Work instructions:
Locate each line holding the string "WOODROYD" and copy it.

Source data:
════

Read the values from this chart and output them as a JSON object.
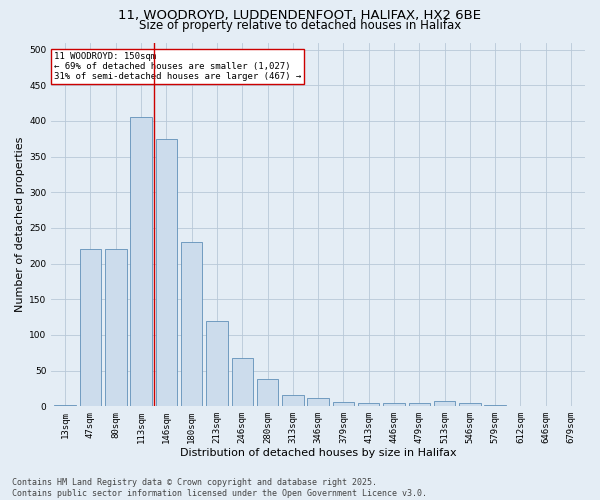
{
  "title_line1": "11, WOODROYD, LUDDENDENFOOT, HALIFAX, HX2 6BE",
  "title_line2": "Size of property relative to detached houses in Halifax",
  "xlabel": "Distribution of detached houses by size in Halifax",
  "ylabel": "Number of detached properties",
  "bar_labels": [
    "13sqm",
    "47sqm",
    "80sqm",
    "113sqm",
    "146sqm",
    "180sqm",
    "213sqm",
    "246sqm",
    "280sqm",
    "313sqm",
    "346sqm",
    "379sqm",
    "413sqm",
    "446sqm",
    "479sqm",
    "513sqm",
    "546sqm",
    "579sqm",
    "612sqm",
    "646sqm",
    "679sqm"
  ],
  "bar_values": [
    2,
    220,
    220,
    405,
    375,
    230,
    120,
    68,
    38,
    16,
    12,
    6,
    4,
    5,
    5,
    7,
    5,
    2,
    1,
    1,
    1
  ],
  "bar_color": "#ccdcec",
  "bar_edge_color": "#6090b8",
  "bar_edge_width": 0.6,
  "grid_color": "#b8c8d8",
  "background_color": "#e4edf5",
  "vline_x": 3.5,
  "vline_color": "#cc0000",
  "annotation_title": "11 WOODROYD: 150sqm",
  "annotation_line1": "← 69% of detached houses are smaller (1,027)",
  "annotation_line2": "31% of semi-detached houses are larger (467) →",
  "annotation_box_color": "#ffffff",
  "annotation_box_edge": "#cc0000",
  "ylim": [
    0,
    510
  ],
  "yticks": [
    0,
    50,
    100,
    150,
    200,
    250,
    300,
    350,
    400,
    450,
    500
  ],
  "footer_line1": "Contains HM Land Registry data © Crown copyright and database right 2025.",
  "footer_line2": "Contains public sector information licensed under the Open Government Licence v3.0.",
  "title_fontsize": 9.5,
  "subtitle_fontsize": 8.5,
  "axis_label_fontsize": 8,
  "tick_fontsize": 6.5,
  "annotation_fontsize": 6.5,
  "footer_fontsize": 6.0
}
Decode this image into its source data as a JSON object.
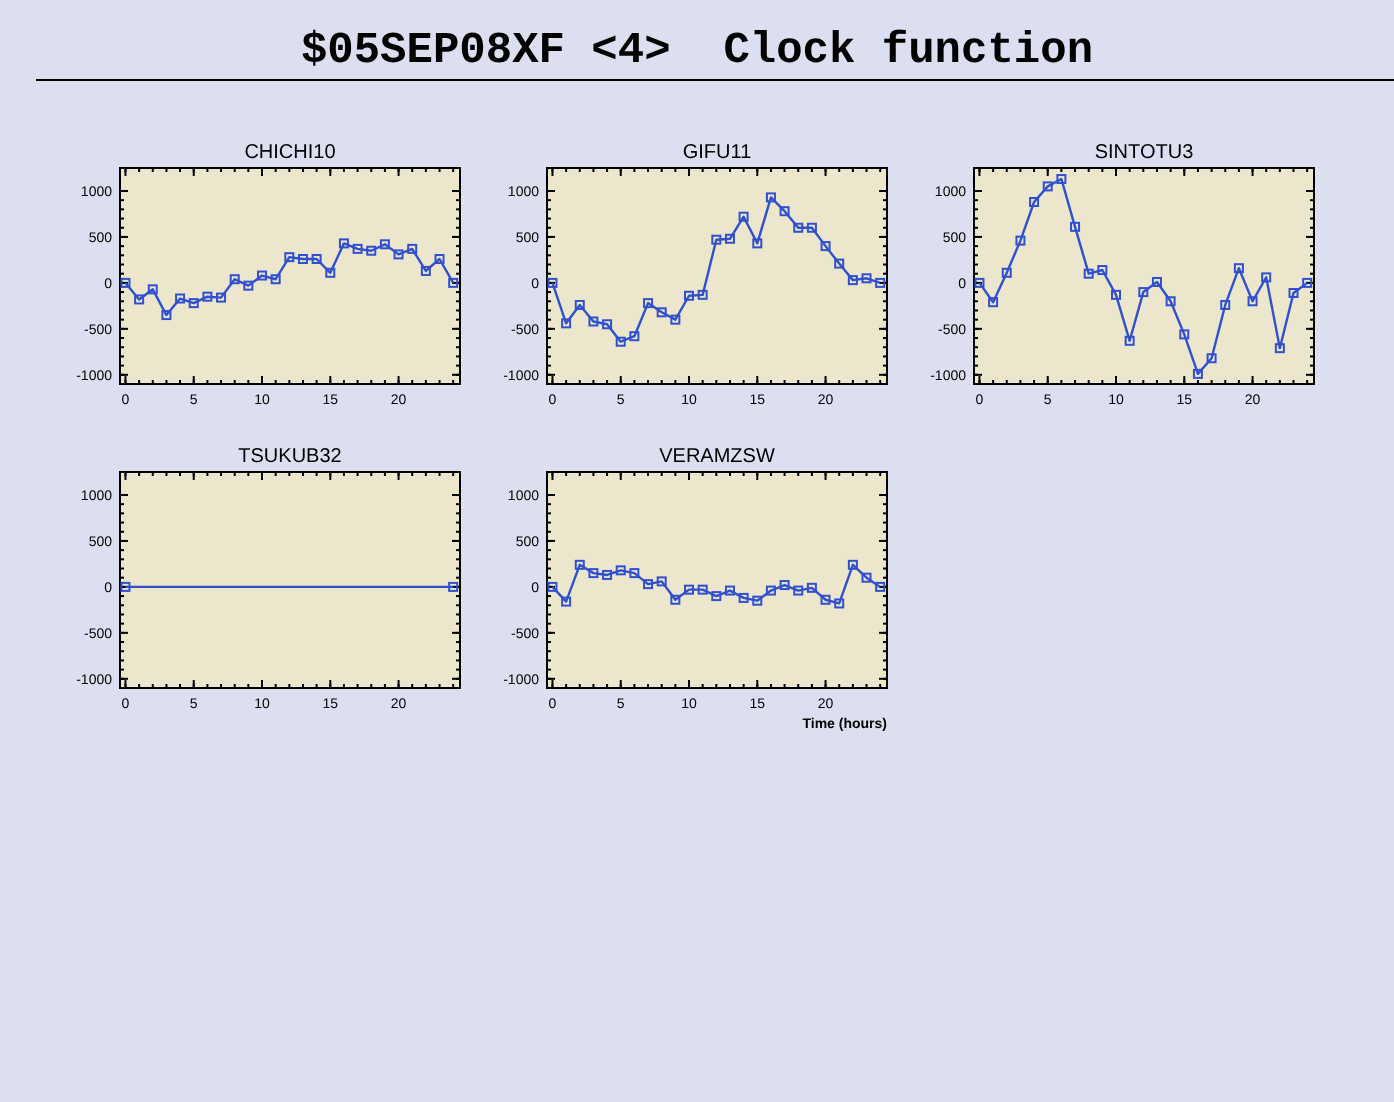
{
  "chart_data": [
    {
      "type": "other",
      "title": "$05SEP08XF <4>  Clock function"
    },
    {
      "type": "line",
      "title": "CHICHI10",
      "x": [
        0,
        1,
        2,
        3,
        4,
        5,
        6,
        7,
        8,
        9,
        10,
        11,
        12,
        13,
        14,
        15,
        16,
        17,
        18,
        19,
        20,
        21,
        22,
        23,
        24
      ],
      "xlim": [
        -0.4,
        24.5
      ],
      "ylim": [
        -1100,
        1250
      ],
      "xticks": [
        0,
        5,
        10,
        15,
        20
      ],
      "yticks": [
        -1000,
        -500,
        0,
        500,
        1000
      ],
      "marker": "square",
      "line_style": "solid",
      "series": [
        {
          "color": "#3050d0",
          "values": [
            0,
            -180,
            -70,
            -350,
            -170,
            -220,
            -150,
            -160,
            40,
            -30,
            80,
            40,
            280,
            260,
            260,
            110,
            430,
            370,
            350,
            420,
            310,
            370,
            130,
            260,
            0
          ]
        }
      ]
    },
    {
      "type": "line",
      "title": "GIFU11",
      "x": [
        0,
        1,
        2,
        3,
        4,
        5,
        6,
        7,
        8,
        9,
        10,
        11,
        12,
        13,
        14,
        15,
        16,
        17,
        18,
        19,
        20,
        21,
        22,
        23,
        24
      ],
      "xlim": [
        -0.4,
        24.5
      ],
      "ylim": [
        -1100,
        1250
      ],
      "xticks": [
        0,
        5,
        10,
        15,
        20
      ],
      "yticks": [
        -1000,
        -500,
        0,
        500,
        1000
      ],
      "marker": "square",
      "line_style": "solid",
      "series": [
        {
          "color": "#3050d0",
          "values": [
            0,
            -440,
            -240,
            -420,
            -450,
            -640,
            -580,
            -220,
            -320,
            -400,
            -140,
            -130,
            470,
            480,
            720,
            430,
            930,
            780,
            600,
            600,
            400,
            210,
            30,
            50,
            0
          ]
        }
      ]
    },
    {
      "type": "line",
      "title": "SINTOTU3",
      "x": [
        0,
        1,
        2,
        3,
        4,
        5,
        6,
        7,
        8,
        9,
        10,
        11,
        12,
        13,
        14,
        15,
        16,
        17,
        18,
        19,
        20,
        21,
        22,
        23,
        24
      ],
      "xlim": [
        -0.4,
        24.5
      ],
      "ylim": [
        -1100,
        1250
      ],
      "xticks": [
        0,
        5,
        10,
        15,
        20
      ],
      "yticks": [
        -1000,
        -500,
        0,
        500,
        1000
      ],
      "marker": "square",
      "line_style": "solid",
      "series": [
        {
          "color": "#3050d0",
          "values": [
            0,
            -210,
            110,
            460,
            880,
            1050,
            1130,
            610,
            100,
            140,
            -130,
            -630,
            -100,
            10,
            -200,
            -560,
            -990,
            -820,
            -240,
            160,
            -200,
            60,
            -710,
            -110,
            0
          ]
        }
      ]
    },
    {
      "type": "line",
      "title": "TSUKUB32",
      "x": [
        0,
        24
      ],
      "xlim": [
        -0.4,
        24.5
      ],
      "ylim": [
        -1100,
        1250
      ],
      "xticks": [
        0,
        5,
        10,
        15,
        20
      ],
      "yticks": [
        -1000,
        -500,
        0,
        500,
        1000
      ],
      "marker": "square",
      "line_style": "solid",
      "series": [
        {
          "color": "#3050d0",
          "values": [
            0,
            0
          ]
        }
      ]
    },
    {
      "type": "line",
      "title": "VERAMZSW",
      "xlabel": "Time (hours)",
      "x": [
        0,
        1,
        2,
        3,
        4,
        5,
        6,
        7,
        8,
        9,
        10,
        11,
        12,
        13,
        14,
        15,
        16,
        17,
        18,
        19,
        20,
        21,
        22,
        23,
        24
      ],
      "xlim": [
        -0.4,
        24.5
      ],
      "ylim": [
        -1100,
        1250
      ],
      "xticks": [
        0,
        5,
        10,
        15,
        20
      ],
      "yticks": [
        -1000,
        -500,
        0,
        500,
        1000
      ],
      "marker": "square",
      "line_style": "solid",
      "series": [
        {
          "color": "#3050d0",
          "values": [
            0,
            -160,
            240,
            150,
            130,
            180,
            150,
            30,
            60,
            -140,
            -30,
            -30,
            -100,
            -40,
            -120,
            -150,
            -40,
            20,
            -40,
            -10,
            -140,
            -180,
            240,
            100,
            0
          ]
        }
      ]
    }
  ]
}
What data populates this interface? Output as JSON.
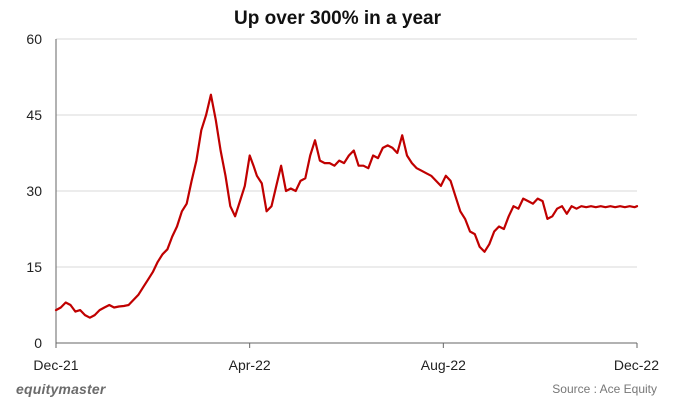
{
  "chart_data": {
    "type": "line",
    "title": "Up over 300% in a year",
    "xlabel": "",
    "ylabel": "",
    "ylim": [
      0,
      60
    ],
    "yticks": [
      "0",
      "15",
      "30",
      "45",
      "60"
    ],
    "xticks": [
      "Dec-21",
      "Apr-22",
      "Aug-22",
      "Dec-22"
    ],
    "grid": "horizontal",
    "line_color": "#c00000",
    "x_range": [
      0,
      12
    ],
    "series": [
      {
        "x": [
          0,
          0.1,
          0.2,
          0.3,
          0.4,
          0.5,
          0.6,
          0.7,
          0.8,
          0.9,
          1.0,
          1.1,
          1.2,
          1.3,
          1.4,
          1.5,
          1.6,
          1.7,
          1.8,
          1.9,
          2.0,
          2.1,
          2.2,
          2.3,
          2.4,
          2.5,
          2.6,
          2.7,
          2.8,
          2.9,
          3.0,
          3.1,
          3.2,
          3.3,
          3.4,
          3.5,
          3.6,
          3.7,
          3.8,
          3.9,
          4.0,
          4.08,
          4.15,
          4.25,
          4.35,
          4.45,
          4.55,
          4.65,
          4.75,
          4.85,
          4.95,
          5.05,
          5.15,
          5.25,
          5.35,
          5.45,
          5.55,
          5.65,
          5.75,
          5.85,
          5.95,
          6.05,
          6.15,
          6.25,
          6.35,
          6.45,
          6.55,
          6.65,
          6.75,
          6.85,
          6.95,
          7.05,
          7.15,
          7.25,
          7.35,
          7.45,
          7.55,
          7.65,
          7.75,
          7.85,
          7.95,
          8.05,
          8.15,
          8.25,
          8.35,
          8.45,
          8.55,
          8.65,
          8.75,
          8.85,
          8.95,
          9.05,
          9.15,
          9.25,
          9.35,
          9.45,
          9.55,
          9.65,
          9.75,
          9.85,
          9.95,
          10.05,
          10.15,
          10.25,
          10.35,
          10.45,
          10.55,
          10.65,
          10.75,
          10.85,
          10.95,
          11.05,
          11.15,
          11.25,
          11.35,
          11.45,
          11.55,
          11.65,
          11.75,
          11.85,
          11.95,
          12.0
        ],
        "y": [
          6.5,
          7.0,
          8.0,
          7.5,
          6.2,
          6.5,
          5.5,
          5.0,
          5.5,
          6.5,
          7.0,
          7.5,
          7.0,
          7.2,
          7.3,
          7.5,
          8.5,
          9.5,
          11.0,
          12.5,
          14.0,
          16.0,
          17.5,
          18.5,
          21.0,
          23.0,
          26.0,
          27.5,
          32.0,
          36.0,
          42.0,
          45.0,
          49.0,
          44.0,
          38.0,
          33.0,
          27.0,
          25.0,
          28.0,
          31.0,
          37.0,
          35.0,
          33.0,
          31.5,
          26.0,
          27.0,
          31.0,
          35.0,
          30.0,
          30.5,
          30.0,
          32.0,
          32.5,
          37.0,
          40.0,
          36.0,
          35.5,
          35.5,
          35.0,
          36.0,
          35.5,
          37.0,
          38.0,
          35.0,
          35.0,
          34.5,
          37.0,
          36.5,
          38.5,
          39.0,
          38.5,
          37.5,
          41.0,
          37.0,
          35.5,
          34.5,
          34.0,
          33.5,
          33.0,
          32.0,
          31.0,
          33.0,
          32.0,
          29.0,
          26.0,
          24.5,
          22.0,
          21.5,
          19.0,
          18.0,
          19.5,
          22.0,
          23.0,
          22.5,
          25.0,
          27.0,
          26.5,
          28.5,
          28.0,
          27.5,
          28.5,
          28.0,
          24.5,
          25.0,
          26.5,
          27.0,
          25.5,
          27.0,
          26.5,
          27.0,
          26.8,
          27.0,
          26.8,
          27.0,
          26.8,
          27.0,
          26.8,
          27.0,
          26.8,
          27.0,
          26.8,
          27.0
        ]
      }
    ]
  },
  "footer": {
    "brand": "equitymaster",
    "source": "Source : Ace Equity"
  }
}
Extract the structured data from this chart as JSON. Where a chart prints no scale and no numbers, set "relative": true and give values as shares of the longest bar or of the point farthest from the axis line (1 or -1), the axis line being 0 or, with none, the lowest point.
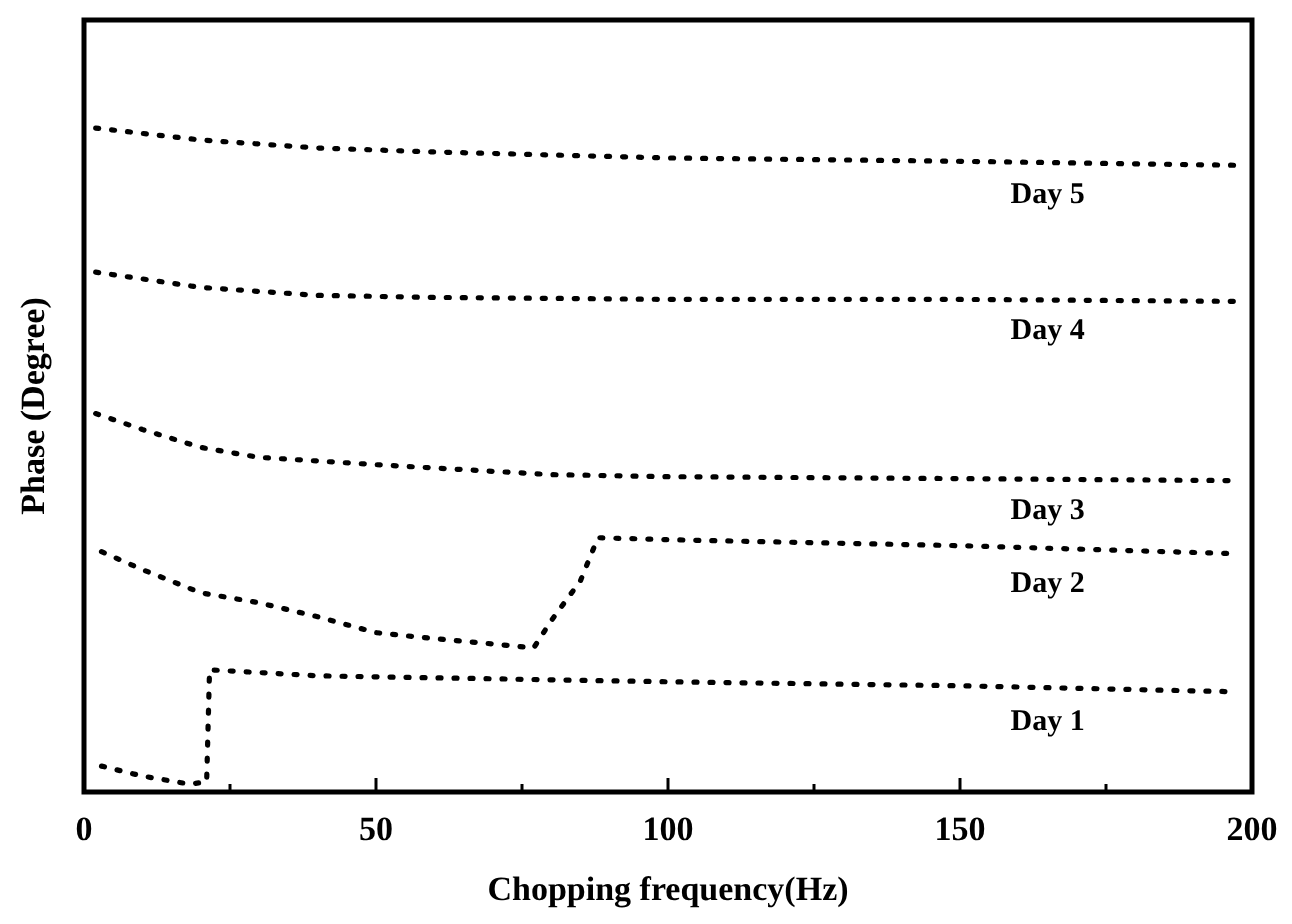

════

Output of the exercise:
  "title_line1": "11, WOODROYD, LUDDENDENFOOT, HALIFAX, HX2 6BE",
  "annotation_title": "11 WOODROYD: 150sqm",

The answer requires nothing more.